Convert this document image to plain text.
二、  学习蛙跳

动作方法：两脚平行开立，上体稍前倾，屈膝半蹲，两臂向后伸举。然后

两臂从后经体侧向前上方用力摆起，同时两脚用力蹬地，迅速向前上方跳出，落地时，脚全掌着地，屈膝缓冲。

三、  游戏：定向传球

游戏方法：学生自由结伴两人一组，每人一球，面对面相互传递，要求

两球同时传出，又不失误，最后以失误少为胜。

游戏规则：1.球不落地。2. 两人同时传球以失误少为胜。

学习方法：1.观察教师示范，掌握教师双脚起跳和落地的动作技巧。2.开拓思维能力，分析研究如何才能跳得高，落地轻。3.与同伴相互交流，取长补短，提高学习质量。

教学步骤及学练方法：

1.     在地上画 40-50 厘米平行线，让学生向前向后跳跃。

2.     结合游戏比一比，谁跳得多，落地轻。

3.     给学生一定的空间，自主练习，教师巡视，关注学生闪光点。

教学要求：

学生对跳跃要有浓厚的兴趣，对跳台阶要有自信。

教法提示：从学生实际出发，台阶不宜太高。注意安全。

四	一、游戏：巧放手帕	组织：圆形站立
------------------------------
• WHAT TO PRODUCE:
Extract the complete data, matching each line exactly.

• TASK RESULT:
Convert this document image to plain text.
二、  学习蛙跳

动作方法：两脚平行开立，上体稍前倾，屈膝半蹲，两臂向后伸举。然后

两臂从后经体侧向前上方用力摆起，同时两脚用力蹬地，迅速向前上方跳出，落地时，脚全掌着地，屈膝缓冲。

三、  游戏：定向传球

游戏方法：学生自由结伴两人一组，每人一球，面对面相互传递，要求

两球同时传出，又不失误，最后以失误少为胜。

游戏规则：1.球不落地。2. 两人同时传球以失误少为胜。

学习方法：1.观察教师示范，掌握教师双脚起跳和落地的动作技巧。2.开拓思维能力，分析研究如何才能跳得高，落地轻。3.与同伴相互交流，取长补短，提高学习质量。

教学步骤及学练方法：

1.     在地上画 40-50 厘米平行线，让学生向前向后跳跃。

2.     结合游戏比一比，谁跳得多，落地轻。

3.     给学生一定的空间，自主练习，教师巡视，关注学生闪光点。

教学要求：

学生对跳跃要有浓厚的兴趣，对跳台阶要有自信。

教法提示：从学生实际出发，台阶不宜太高。注意安全。

四	一、游戏：巧放手帕	组织：圆形站立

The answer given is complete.